*Aim*
Your task is to transcribe the records exactly, skipping every image.

*Dataset records on visual material*
------------------------------

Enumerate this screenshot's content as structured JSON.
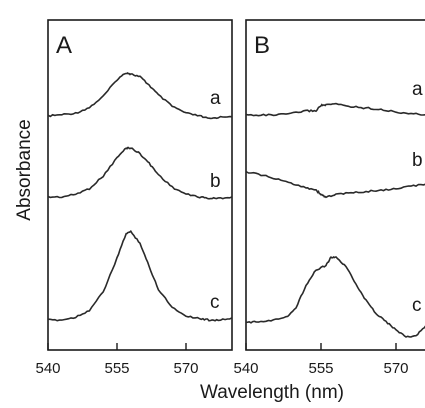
{
  "figure": {
    "ylabel": "Absorbance",
    "xlabel": "Wavelength (nm)"
  },
  "chart_data": [
    {
      "type": "line",
      "panel": "A",
      "xlim": [
        540,
        580
      ],
      "xticks": [
        540,
        555,
        570
      ],
      "xlabel": "Wavelength (nm)",
      "ylabel": "Absorbance",
      "grid": false,
      "series": [
        {
          "name": "a",
          "x": [
            540,
            543,
            546,
            549,
            552,
            555,
            557,
            558,
            560,
            562,
            564,
            567,
            570,
            573,
            575,
            577,
            580
          ],
          "y": [
            0.0,
            0.01,
            0.02,
            0.06,
            0.14,
            0.26,
            0.31,
            0.3,
            0.28,
            0.22,
            0.15,
            0.07,
            0.02,
            0.0,
            -0.02,
            -0.01,
            0.0
          ]
        },
        {
          "name": "b",
          "x": [
            540,
            543,
            546,
            549,
            552,
            555,
            557,
            558,
            560,
            562,
            564,
            567,
            570,
            573,
            575,
            577,
            580
          ],
          "y": [
            0.0,
            0.0,
            0.02,
            0.06,
            0.15,
            0.28,
            0.35,
            0.35,
            0.31,
            0.24,
            0.16,
            0.07,
            0.02,
            0.0,
            -0.01,
            -0.01,
            0.0
          ]
        },
        {
          "name": "c",
          "x": [
            540,
            543,
            546,
            549,
            552,
            555,
            557,
            558,
            560,
            562,
            564,
            567,
            570,
            573,
            575,
            577,
            580
          ],
          "y": [
            0.0,
            0.0,
            0.02,
            0.07,
            0.2,
            0.44,
            0.62,
            0.63,
            0.55,
            0.38,
            0.22,
            0.09,
            0.03,
            0.01,
            0.0,
            0.0,
            0.01
          ]
        }
      ]
    },
    {
      "type": "line",
      "panel": "B",
      "xlim": [
        540,
        580
      ],
      "xticks": [
        540,
        555,
        570
      ],
      "xlabel": "Wavelength (nm)",
      "ylabel": "Absorbance",
      "grid": false,
      "series": [
        {
          "name": "a",
          "x": [
            540,
            543,
            546,
            549,
            552,
            554,
            555,
            556,
            558,
            561,
            564,
            567,
            570,
            573,
            576,
            580
          ],
          "y": [
            0.0,
            0.0,
            0.0,
            0.01,
            0.03,
            0.03,
            0.07,
            0.07,
            0.08,
            0.06,
            0.05,
            0.04,
            0.02,
            0.01,
            0.0,
            0.0
          ]
        },
        {
          "name": "b",
          "x": [
            540,
            543,
            546,
            549,
            552,
            554,
            555,
            556,
            558,
            561,
            564,
            567,
            570,
            573,
            576,
            580
          ],
          "y": [
            0.0,
            -0.02,
            -0.05,
            -0.08,
            -0.11,
            -0.13,
            -0.16,
            -0.18,
            -0.16,
            -0.15,
            -0.14,
            -0.13,
            -0.12,
            -0.1,
            -0.09,
            -0.06
          ]
        },
        {
          "name": "c",
          "x": [
            540,
            542,
            545,
            548,
            550,
            552,
            554,
            556,
            557,
            558,
            560,
            562,
            564,
            566,
            568,
            570,
            572,
            574,
            576,
            578,
            580
          ],
          "y": [
            0.0,
            0.01,
            0.02,
            0.04,
            0.11,
            0.27,
            0.38,
            0.41,
            0.47,
            0.47,
            0.4,
            0.28,
            0.16,
            0.07,
            0.01,
            -0.05,
            -0.1,
            -0.09,
            -0.02,
            0.0,
            0.02
          ]
        }
      ]
    }
  ]
}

------------------------------

*Result of this task*
Enumerate this screenshot's content as structured JSON.
{
  "figure": {
    "ylabel": "Absorbance",
    "xlabel": "Wavelength (nm)"
  },
  "chart_data": [
    {
      "type": "line",
      "panel": "A",
      "xlim": [
        540,
        580
      ],
      "xticks": [
        540,
        555,
        570
      ],
      "xlabel": "Wavelength (nm)",
      "ylabel": "Absorbance",
      "grid": false,
      "series": [
        {
          "name": "a",
          "x": [
            540,
            543,
            546,
            549,
            552,
            555,
            557,
            558,
            560,
            562,
            564,
            567,
            570,
            573,
            575,
            577,
            580
          ],
          "y": [
            0.0,
            0.01,
            0.02,
            0.06,
            0.14,
            0.26,
            0.31,
            0.3,
            0.28,
            0.22,
            0.15,
            0.07,
            0.02,
            0.0,
            -0.02,
            -0.01,
            0.0
          ]
        },
        {
          "name": "b",
          "x": [
            540,
            543,
            546,
            549,
            552,
            555,
            557,
            558,
            560,
            562,
            564,
            567,
            570,
            573,
            575,
            577,
            580
          ],
          "y": [
            0.0,
            0.0,
            0.02,
            0.06,
            0.15,
            0.28,
            0.35,
            0.35,
            0.31,
            0.24,
            0.16,
            0.07,
            0.02,
            0.0,
            -0.01,
            -0.01,
            0.0
          ]
        },
        {
          "name": "c",
          "x": [
            540,
            543,
            546,
            549,
            552,
            555,
            557,
            558,
            560,
            562,
            564,
            567,
            570,
            573,
            575,
            577,
            580
          ],
          "y": [
            0.0,
            0.0,
            0.02,
            0.07,
            0.2,
            0.44,
            0.62,
            0.63,
            0.55,
            0.38,
            0.22,
            0.09,
            0.03,
            0.01,
            0.0,
            0.0,
            0.01
          ]
        }
      ]
    },
    {
      "type": "line",
      "panel": "B",
      "xlim": [
        540,
        580
      ],
      "xticks": [
        540,
        555,
        570
      ],
      "xlabel": "Wavelength (nm)",
      "ylabel": "Absorbance",
      "grid": false,
      "series": [
        {
          "name": "a",
          "x": [
            540,
            543,
            546,
            549,
            552,
            554,
            555,
            556,
            558,
            561,
            564,
            567,
            570,
            573,
            576,
            580
          ],
          "y": [
            0.0,
            0.0,
            0.0,
            0.01,
            0.03,
            0.03,
            0.07,
            0.07,
            0.08,
            0.06,
            0.05,
            0.04,
            0.02,
            0.01,
            0.0,
            0.0
          ]
        },
        {
          "name": "b",
          "x": [
            540,
            543,
            546,
            549,
            552,
            554,
            555,
            556,
            558,
            561,
            564,
            567,
            570,
            573,
            576,
            580
          ],
          "y": [
            0.0,
            -0.02,
            -0.05,
            -0.08,
            -0.11,
            -0.13,
            -0.16,
            -0.18,
            -0.16,
            -0.15,
            -0.14,
            -0.13,
            -0.12,
            -0.1,
            -0.09,
            -0.06
          ]
        },
        {
          "name": "c",
          "x": [
            540,
            542,
            545,
            548,
            550,
            552,
            554,
            556,
            557,
            558,
            560,
            562,
            564,
            566,
            568,
            570,
            572,
            574,
            576,
            578,
            580
          ],
          "y": [
            0.0,
            0.01,
            0.02,
            0.04,
            0.11,
            0.27,
            0.38,
            0.41,
            0.47,
            0.47,
            0.4,
            0.28,
            0.16,
            0.07,
            0.01,
            -0.05,
            -0.1,
            -0.09,
            -0.02,
            0.0,
            0.02
          ]
        }
      ]
    }
  ]
}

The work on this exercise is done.